— START OF Dataset records —

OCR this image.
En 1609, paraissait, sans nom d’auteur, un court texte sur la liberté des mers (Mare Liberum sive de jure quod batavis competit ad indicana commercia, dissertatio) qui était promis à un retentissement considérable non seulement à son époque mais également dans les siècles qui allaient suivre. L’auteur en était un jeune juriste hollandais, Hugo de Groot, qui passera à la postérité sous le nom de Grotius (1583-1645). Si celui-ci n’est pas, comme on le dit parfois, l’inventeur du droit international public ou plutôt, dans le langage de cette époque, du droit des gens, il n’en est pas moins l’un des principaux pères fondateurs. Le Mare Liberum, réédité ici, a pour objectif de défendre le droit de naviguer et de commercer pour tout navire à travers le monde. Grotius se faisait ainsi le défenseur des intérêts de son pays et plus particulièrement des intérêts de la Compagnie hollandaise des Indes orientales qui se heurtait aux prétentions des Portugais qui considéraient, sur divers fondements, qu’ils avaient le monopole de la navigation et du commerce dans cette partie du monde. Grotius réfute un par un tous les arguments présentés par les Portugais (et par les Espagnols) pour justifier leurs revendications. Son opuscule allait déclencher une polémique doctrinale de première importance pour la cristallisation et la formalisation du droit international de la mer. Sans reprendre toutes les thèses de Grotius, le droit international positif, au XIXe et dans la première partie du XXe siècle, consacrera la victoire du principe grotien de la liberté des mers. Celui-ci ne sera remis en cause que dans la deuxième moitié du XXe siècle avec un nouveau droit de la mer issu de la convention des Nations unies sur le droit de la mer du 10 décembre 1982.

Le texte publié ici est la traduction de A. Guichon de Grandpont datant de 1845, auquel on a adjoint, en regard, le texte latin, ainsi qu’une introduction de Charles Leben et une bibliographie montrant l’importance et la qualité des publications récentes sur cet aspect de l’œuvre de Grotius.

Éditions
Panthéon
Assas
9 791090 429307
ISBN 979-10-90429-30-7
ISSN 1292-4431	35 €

— END OF Dataset records —

Given problem: Restate the whole listing exactly, leaving out nothing.

Final result:
OCR this image.
En 1609, paraissait, sans nom d’auteur, un court texte sur la liberté des mers (Mare Liberum sive de jure quod batavis competit ad indicana commercia, dissertatio) qui était promis à un retentissement considérable non seulement à son époque mais également dans les siècles qui allaient suivre. L’auteur en était un jeune juriste hollandais, Hugo de Groot, qui passera à la postérité sous le nom de Grotius (1583-1645). Si celui-ci n’est pas, comme on le dit parfois, l’inventeur du droit international public ou plutôt, dans le langage de cette époque, du droit des gens, il n’en est pas moins l’un des principaux pères fondateurs. Le Mare Liberum, réédité ici, a pour objectif de défendre le droit de naviguer et de commercer pour tout navire à travers le monde. Grotius se faisait ainsi le défenseur des intérêts de son pays et plus particulièrement des intérêts de la Compagnie hollandaise des Indes orientales qui se heurtait aux prétentions des Portugais qui considéraient, sur divers fondements, qu’ils avaient le monopole de la navigation et du commerce dans cette partie du monde. Grotius réfute un par un tous les arguments présentés par les Portugais (et par les Espagnols) pour justifier leurs revendications. Son opuscule allait déclencher une polémique doctrinale de première importance pour la cristallisation et la formalisation du droit international de la mer. Sans reprendre toutes les thèses de Grotius, le droit international positif, au XIXe et dans la première partie du XXe siècle, consacrera la victoire du principe grotien de la liberté des mers. Celui-ci ne sera remis en cause que dans la deuxième moitié du XXe siècle avec un nouveau droit de la mer issu de la convention des Nations unies sur le droit de la mer du 10 décembre 1982.

Le texte publié ici est la traduction de A. Guichon de Grandpont datant de 1845, auquel on a adjoint, en regard, le texte latin, ainsi qu’une introduction de Charles Leben et une bibliographie montrant l’importance et la qualité des publications récentes sur cet aspect de l’œuvre de Grotius.

Éditions
Panthéon
Assas
9 791090 429307
ISBN 979-10-90429-30-7
ISSN 1292-4431	35 €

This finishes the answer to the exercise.